++++ Source data

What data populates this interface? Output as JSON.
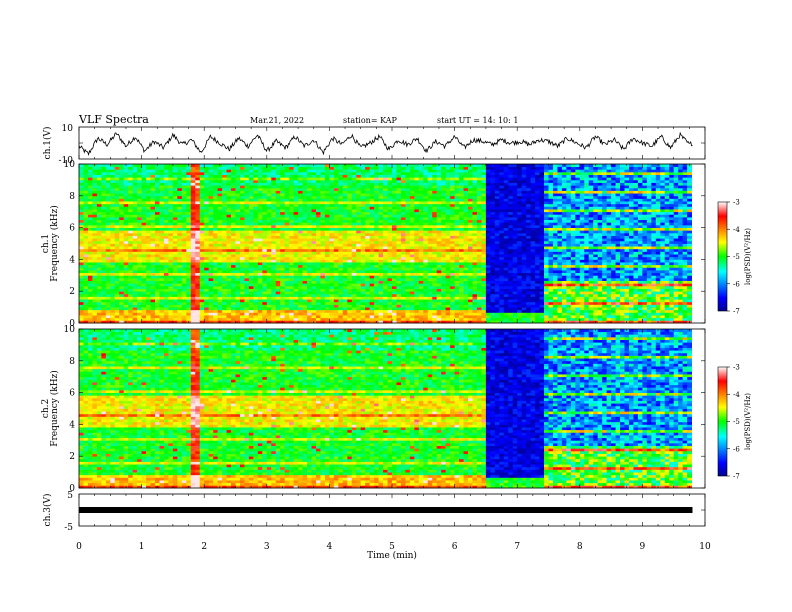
{
  "header": {
    "title": "VLF Spectra",
    "date": "Mar.21, 2022",
    "station": "station= KAP",
    "start": "start UT =  14: 10: 1"
  },
  "chart_data": [
    {
      "id": "ch1-waveform",
      "type": "line",
      "ylabel": "ch.1(V)",
      "ylim": [
        -10,
        10
      ],
      "yticks": [
        "10",
        "-10"
      ],
      "x": [
        0,
        0.15,
        0.3,
        0.45,
        0.6,
        0.75,
        0.9,
        1.05,
        1.2,
        1.35,
        1.5,
        1.65,
        1.8,
        1.95,
        2.1,
        2.25,
        2.4,
        2.55,
        2.7,
        2.85,
        3.0,
        3.15,
        3.3,
        3.45,
        3.6,
        3.75,
        3.9,
        4.05,
        4.2,
        4.35,
        4.5,
        4.65,
        4.8,
        4.95,
        5.1,
        5.25,
        5.4,
        5.55,
        5.7,
        5.85,
        6.0,
        6.15,
        6.3,
        6.45,
        6.6,
        6.75,
        6.9,
        7.05,
        7.2,
        7.35,
        7.5,
        7.65,
        7.8,
        7.95,
        8.1,
        8.25,
        8.4,
        8.55,
        8.7,
        8.85,
        9.0,
        9.15,
        9.3,
        9.45,
        9.6,
        9.75,
        9.8
      ],
      "y": [
        -2,
        -7,
        3,
        -1,
        6,
        -2,
        4,
        -5,
        1,
        -3,
        5,
        -1,
        2,
        -6,
        4,
        0,
        -4,
        3,
        -2,
        5,
        -5,
        1,
        -3,
        4,
        -2,
        2,
        -6,
        3,
        -1,
        5,
        -3,
        0,
        4,
        -4,
        2,
        -1,
        3,
        -5,
        1,
        -2,
        4,
        -3,
        2,
        1,
        -1,
        2,
        0,
        1,
        -1,
        2,
        1,
        -2,
        3,
        0,
        -3,
        4,
        -1,
        2,
        -4,
        3,
        0,
        -2,
        4,
        -3,
        5,
        -1,
        0
      ]
    },
    {
      "id": "ch1-spectrogram",
      "type": "heatmap",
      "ylabel": "ch.1\nFrequency (kHz)",
      "ylim": [
        0,
        10
      ],
      "yticks": [
        "0",
        "2",
        "4",
        "6",
        "8",
        "10"
      ],
      "colorbar": {
        "label": "log(PSD)(V²/Hz)",
        "range": [
          -7,
          -3
        ],
        "ticks": [
          "-3",
          "-4",
          "-5",
          "-6",
          "-7"
        ]
      }
    },
    {
      "id": "ch2-spectrogram",
      "type": "heatmap",
      "ylabel": "ch.2\nFrequency (kHz)",
      "ylim": [
        0,
        10
      ],
      "yticks": [
        "0",
        "2",
        "4",
        "6",
        "8",
        "10"
      ],
      "colorbar": {
        "label": "log(PSD)(V²/Hz)",
        "range": [
          -7,
          -3
        ],
        "ticks": [
          "-3",
          "-4",
          "-5",
          "-6",
          "-7"
        ]
      }
    },
    {
      "id": "ch3-waveform",
      "type": "line",
      "ylabel": "ch.3(V)",
      "ylim": [
        -5,
        5
      ],
      "yticks": [
        "5",
        "-5"
      ],
      "x": [
        0,
        9.8
      ],
      "y": [
        0,
        0
      ]
    }
  ],
  "xaxis": {
    "label": "Time (min)",
    "range": [
      0,
      10
    ],
    "ticks": [
      "0",
      "1",
      "2",
      "3",
      "4",
      "5",
      "6",
      "7",
      "8",
      "9",
      "10"
    ]
  },
  "colors": {
    "jet_low": "#00008f",
    "jet_mid": "#00ff7f",
    "jet_high": "#ff0000"
  }
}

++++++++

Problem description: Copy the listing word for word, excluding its pictures.

Exercise result:
What data populates this interface? Output as JSON.
{
  "header": {
    "title": "VLF Spectra",
    "date": "Mar.21, 2022",
    "station": "station= KAP",
    "start": "start UT =  14: 10: 1"
  },
  "chart_data": [
    {
      "id": "ch1-waveform",
      "type": "line",
      "ylabel": "ch.1(V)",
      "ylim": [
        -10,
        10
      ],
      "yticks": [
        "10",
        "-10"
      ],
      "x": [
        0,
        0.15,
        0.3,
        0.45,
        0.6,
        0.75,
        0.9,
        1.05,
        1.2,
        1.35,
        1.5,
        1.65,
        1.8,
        1.95,
        2.1,
        2.25,
        2.4,
        2.55,
        2.7,
        2.85,
        3.0,
        3.15,
        3.3,
        3.45,
        3.6,
        3.75,
        3.9,
        4.05,
        4.2,
        4.35,
        4.5,
        4.65,
        4.8,
        4.95,
        5.1,
        5.25,
        5.4,
        5.55,
        5.7,
        5.85,
        6.0,
        6.15,
        6.3,
        6.45,
        6.6,
        6.75,
        6.9,
        7.05,
        7.2,
        7.35,
        7.5,
        7.65,
        7.8,
        7.95,
        8.1,
        8.25,
        8.4,
        8.55,
        8.7,
        8.85,
        9.0,
        9.15,
        9.3,
        9.45,
        9.6,
        9.75,
        9.8
      ],
      "y": [
        -2,
        -7,
        3,
        -1,
        6,
        -2,
        4,
        -5,
        1,
        -3,
        5,
        -1,
        2,
        -6,
        4,
        0,
        -4,
        3,
        -2,
        5,
        -5,
        1,
        -3,
        4,
        -2,
        2,
        -6,
        3,
        -1,
        5,
        -3,
        0,
        4,
        -4,
        2,
        -1,
        3,
        -5,
        1,
        -2,
        4,
        -3,
        2,
        1,
        -1,
        2,
        0,
        1,
        -1,
        2,
        1,
        -2,
        3,
        0,
        -3,
        4,
        -1,
        2,
        -4,
        3,
        0,
        -2,
        4,
        -3,
        5,
        -1,
        0
      ]
    },
    {
      "id": "ch1-spectrogram",
      "type": "heatmap",
      "ylabel": "ch.1\nFrequency (kHz)",
      "ylim": [
        0,
        10
      ],
      "yticks": [
        "0",
        "2",
        "4",
        "6",
        "8",
        "10"
      ],
      "colorbar": {
        "label": "log(PSD)(V²/Hz)",
        "range": [
          -7,
          -3
        ],
        "ticks": [
          "-3",
          "-4",
          "-5",
          "-6",
          "-7"
        ]
      }
    },
    {
      "id": "ch2-spectrogram",
      "type": "heatmap",
      "ylabel": "ch.2\nFrequency (kHz)",
      "ylim": [
        0,
        10
      ],
      "yticks": [
        "0",
        "2",
        "4",
        "6",
        "8",
        "10"
      ],
      "colorbar": {
        "label": "log(PSD)(V²/Hz)",
        "range": [
          -7,
          -3
        ],
        "ticks": [
          "-3",
          "-4",
          "-5",
          "-6",
          "-7"
        ]
      }
    },
    {
      "id": "ch3-waveform",
      "type": "line",
      "ylabel": "ch.3(V)",
      "ylim": [
        -5,
        5
      ],
      "yticks": [
        "5",
        "-5"
      ],
      "x": [
        0,
        9.8
      ],
      "y": [
        0,
        0
      ]
    }
  ],
  "xaxis": {
    "label": "Time (min)",
    "range": [
      0,
      10
    ],
    "ticks": [
      "0",
      "1",
      "2",
      "3",
      "4",
      "5",
      "6",
      "7",
      "8",
      "9",
      "10"
    ]
  },
  "colors": {
    "jet_low": "#00008f",
    "jet_mid": "#00ff7f",
    "jet_high": "#ff0000"
  }
}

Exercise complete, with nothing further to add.